Directive> Make an exact copy of all the records.

Data to process>
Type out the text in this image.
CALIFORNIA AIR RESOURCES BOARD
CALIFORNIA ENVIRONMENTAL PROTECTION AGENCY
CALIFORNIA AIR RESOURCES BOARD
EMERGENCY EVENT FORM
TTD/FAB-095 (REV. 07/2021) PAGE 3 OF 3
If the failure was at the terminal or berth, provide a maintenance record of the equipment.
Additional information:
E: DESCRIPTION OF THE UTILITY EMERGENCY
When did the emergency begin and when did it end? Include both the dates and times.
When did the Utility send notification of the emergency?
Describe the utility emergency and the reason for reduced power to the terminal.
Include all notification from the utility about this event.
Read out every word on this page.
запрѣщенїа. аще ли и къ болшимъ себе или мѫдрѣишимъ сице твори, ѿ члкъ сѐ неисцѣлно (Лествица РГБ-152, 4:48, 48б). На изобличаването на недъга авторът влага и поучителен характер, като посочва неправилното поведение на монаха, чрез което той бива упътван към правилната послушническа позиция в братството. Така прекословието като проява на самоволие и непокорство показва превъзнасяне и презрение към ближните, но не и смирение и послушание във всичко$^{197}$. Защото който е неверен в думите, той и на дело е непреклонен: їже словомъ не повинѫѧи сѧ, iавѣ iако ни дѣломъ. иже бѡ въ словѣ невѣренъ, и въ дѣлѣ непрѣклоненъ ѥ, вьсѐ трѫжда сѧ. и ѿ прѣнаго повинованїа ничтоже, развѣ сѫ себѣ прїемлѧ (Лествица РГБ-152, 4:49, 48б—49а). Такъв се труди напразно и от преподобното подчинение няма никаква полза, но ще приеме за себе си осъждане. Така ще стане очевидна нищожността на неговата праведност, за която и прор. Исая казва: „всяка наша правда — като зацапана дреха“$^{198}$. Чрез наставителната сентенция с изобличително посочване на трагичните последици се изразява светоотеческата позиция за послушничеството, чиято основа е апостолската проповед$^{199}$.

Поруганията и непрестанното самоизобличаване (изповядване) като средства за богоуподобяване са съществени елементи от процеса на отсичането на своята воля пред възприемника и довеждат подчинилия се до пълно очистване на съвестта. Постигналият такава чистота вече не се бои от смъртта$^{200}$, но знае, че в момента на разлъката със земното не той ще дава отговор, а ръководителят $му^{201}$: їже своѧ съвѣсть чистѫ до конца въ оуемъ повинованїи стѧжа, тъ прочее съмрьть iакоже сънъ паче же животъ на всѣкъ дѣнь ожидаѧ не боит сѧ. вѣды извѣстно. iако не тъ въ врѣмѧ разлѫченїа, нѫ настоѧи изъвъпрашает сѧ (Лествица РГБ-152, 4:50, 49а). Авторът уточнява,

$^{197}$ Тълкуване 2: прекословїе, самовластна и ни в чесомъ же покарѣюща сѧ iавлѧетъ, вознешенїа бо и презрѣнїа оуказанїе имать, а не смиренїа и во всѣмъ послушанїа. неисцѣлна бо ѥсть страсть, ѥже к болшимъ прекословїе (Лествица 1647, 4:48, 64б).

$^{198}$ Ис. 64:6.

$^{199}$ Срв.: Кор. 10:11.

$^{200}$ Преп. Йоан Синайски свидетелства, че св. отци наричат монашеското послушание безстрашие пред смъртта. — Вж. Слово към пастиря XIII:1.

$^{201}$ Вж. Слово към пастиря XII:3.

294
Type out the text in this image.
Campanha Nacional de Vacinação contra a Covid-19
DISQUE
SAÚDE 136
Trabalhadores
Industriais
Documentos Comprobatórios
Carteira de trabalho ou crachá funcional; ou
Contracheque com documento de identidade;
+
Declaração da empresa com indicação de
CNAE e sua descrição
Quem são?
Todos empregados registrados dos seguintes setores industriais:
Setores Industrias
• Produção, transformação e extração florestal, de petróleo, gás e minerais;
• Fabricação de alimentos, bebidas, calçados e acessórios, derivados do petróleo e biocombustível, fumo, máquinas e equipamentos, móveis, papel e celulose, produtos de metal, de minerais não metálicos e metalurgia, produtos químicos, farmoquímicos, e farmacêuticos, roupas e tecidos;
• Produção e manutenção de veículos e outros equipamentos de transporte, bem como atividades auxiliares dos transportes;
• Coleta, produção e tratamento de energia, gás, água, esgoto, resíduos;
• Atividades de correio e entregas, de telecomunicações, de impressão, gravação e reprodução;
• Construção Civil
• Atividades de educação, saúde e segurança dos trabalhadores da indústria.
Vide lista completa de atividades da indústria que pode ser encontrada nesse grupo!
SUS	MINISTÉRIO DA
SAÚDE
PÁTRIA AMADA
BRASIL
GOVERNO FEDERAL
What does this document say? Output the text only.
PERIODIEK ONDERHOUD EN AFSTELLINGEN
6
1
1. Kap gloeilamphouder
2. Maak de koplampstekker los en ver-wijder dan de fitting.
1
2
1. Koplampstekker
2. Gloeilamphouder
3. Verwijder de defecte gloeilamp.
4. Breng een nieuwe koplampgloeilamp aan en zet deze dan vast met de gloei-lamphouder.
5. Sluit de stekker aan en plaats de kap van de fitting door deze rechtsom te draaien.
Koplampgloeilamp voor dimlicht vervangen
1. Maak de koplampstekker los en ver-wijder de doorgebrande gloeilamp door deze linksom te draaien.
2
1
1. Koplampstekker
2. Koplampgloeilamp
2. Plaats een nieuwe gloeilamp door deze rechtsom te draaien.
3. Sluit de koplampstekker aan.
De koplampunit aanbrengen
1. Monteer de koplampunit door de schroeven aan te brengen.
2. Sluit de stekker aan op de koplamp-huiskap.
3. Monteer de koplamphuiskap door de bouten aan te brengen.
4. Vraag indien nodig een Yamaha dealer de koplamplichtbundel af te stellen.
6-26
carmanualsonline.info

Task result>
Type out the text in this image.
CALIFORNIA AIR RESOURCES BOARD
CALIFORNIA ENVIRONMENTAL PROTECTION AGENCY
CALIFORNIA AIR RESOURCES BOARD
EMERGENCY EVENT FORM
TTD/FAB-095 (REV. 07/2021) PAGE 3 OF 3
If the failure was at the terminal or berth, provide a maintenance record of the equipment.
Additional information:
E: DESCRIPTION OF THE UTILITY EMERGENCY
When did the emergency begin and when did it end? Include both the dates and times.
When did the Utility send notification of the emergency?
Describe the utility emergency and the reason for reduced power to the terminal.
Include all notification from the utility about this event.
Read out every word on this page.
запрѣщенїа. аще ли и къ болшимъ себе или мѫдрѣишимъ сице твори, ѿ члкъ сѐ неисцѣлно (Лествица РГБ-152, 4:48, 48б). На изобличаването на недъга авторът влага и поучителен характер, като посочва неправилното поведение на монаха, чрез което той бива упътван към правилната послушническа позиция в братството. Така прекословието като проява на самоволие и непокорство показва превъзнасяне и презрение към ближните, но не и смирение и послушание във всичко$^{197}$. Защото който е неверен в думите, той и на дело е непреклонен: їже словомъ не повинѫѧи сѧ, iавѣ iако ни дѣломъ. иже бѡ въ словѣ невѣренъ, и въ дѣлѣ непрѣклоненъ ѥ, вьсѐ трѫжда сѧ. и ѿ прѣнаго повинованїа ничтоже, развѣ сѫ себѣ прїемлѧ (Лествица РГБ-152, 4:49, 48б—49а). Такъв се труди напразно и от преподобното подчинение няма никаква полза, но ще приеме за себе си осъждане. Така ще стане очевидна нищожността на неговата праведност, за която и прор. Исая казва: „всяка наша правда — като зацапана дреха“$^{198}$. Чрез наставителната сентенция с изобличително посочване на трагичните последици се изразява светоотеческата позиция за послушничеството, чиято основа е апостолската проповед$^{199}$.

Поруганията и непрестанното самоизобличаване (изповядване) като средства за богоуподобяване са съществени елементи от процеса на отсичането на своята воля пред възприемника и довеждат подчинилия се до пълно очистване на съвестта. Постигналият такава чистота вече не се бои от смъртта$^{200}$, но знае, че в момента на разлъката със земното не той ще дава отговор, а ръководителят $му^{201}$: їже своѧ съвѣсть чистѫ до конца въ оуемъ повинованїи стѧжа, тъ прочее съмрьть iакоже сънъ паче же животъ на всѣкъ дѣнь ожидаѧ не боит сѧ. вѣды извѣстно. iако не тъ въ врѣмѧ разлѫченїа, нѫ настоѧи изъвъпрашает сѧ (Лествица РГБ-152, 4:50, 49а). Авторът уточнява,

$^{197}$ Тълкуване 2: прекословїе, самовластна и ни в чесомъ же покарѣюща сѧ iавлѧетъ, вознешенїа бо и презрѣнїа оуказанїе имать, а не смиренїа и во всѣмъ послушанїа. неисцѣлна бо ѥсть страсть, ѥже к болшимъ прекословїе (Лествица 1647, 4:48, 64б).

$^{198}$ Ис. 64:6.

$^{199}$ Срв.: Кор. 10:11.

$^{200}$ Преп. Йоан Синайски свидетелства, че св. отци наричат монашеското послушание безстрашие пред смъртта. — Вж. Слово към пастиря XIII:1.

$^{201}$ Вж. Слово към пастиря XII:3.

294
Type out the text in this image.
Campanha Nacional de Vacinação contra a Covid-19
DISQUE
SAÚDE 136
Trabalhadores
Industriais
Documentos Comprobatórios
Carteira de trabalho ou crachá funcional; ou
Contracheque com documento de identidade;
+
Declaração da empresa com indicação de
CNAE e sua descrição
Quem são?
Todos empregados registrados dos seguintes setores industriais:
Setores Industrias
• Produção, transformação e extração florestal, de petróleo, gás e minerais;
• Fabricação de alimentos, bebidas, calçados e acessórios, derivados do petróleo e biocombustível, fumo, máquinas e equipamentos, móveis, papel e celulose, produtos de metal, de minerais não metálicos e metalurgia, produtos químicos, farmoquímicos, e farmacêuticos, roupas e tecidos;
• Produção e manutenção de veículos e outros equipamentos de transporte, bem como atividades auxiliares dos transportes;
• Coleta, produção e tratamento de energia, gás, água, esgoto, resíduos;
• Atividades de correio e entregas, de telecomunicações, de impressão, gravação e reprodução;
• Construção Civil
• Atividades de educação, saúde e segurança dos trabalhadores da indústria.
Vide lista completa de atividades da indústria que pode ser encontrada nesse grupo!
SUS	MINISTÉRIO DA
SAÚDE
PÁTRIA AMADA
BRASIL
GOVERNO FEDERAL
What does this document say? Output the text only.
PERIODIEK ONDERHOUD EN AFSTELLINGEN
6
1
1. Kap gloeilamphouder
2. Maak de koplampstekker los en ver-wijder dan de fitting.
1
2
1. Koplampstekker
2. Gloeilamphouder
3. Verwijder de defecte gloeilamp.
4. Breng een nieuwe koplampgloeilamp aan en zet deze dan vast met de gloei-lamphouder.
5. Sluit de stekker aan en plaats de kap van de fitting door deze rechtsom te draaien.
Koplampgloeilamp voor dimlicht vervangen
1. Maak de koplampstekker los en ver-wijder de doorgebrande gloeilamp door deze linksom te draaien.
2
1
1. Koplampstekker
2. Koplampgloeilamp
2. Plaats een nieuwe gloeilamp door deze rechtsom te draaien.
3. Sluit de koplampstekker aan.
De koplampunit aanbrengen
1. Monteer de koplampunit door de schroeven aan te brengen.
2. Sluit de stekker aan op de koplamp-huiskap.
3. Monteer de koplamphuiskap door de bouten aan te brengen.
4. Vraag indien nodig een Yamaha dealer de koplamplichtbundel af te stellen.
6-26
carmanualsonline.info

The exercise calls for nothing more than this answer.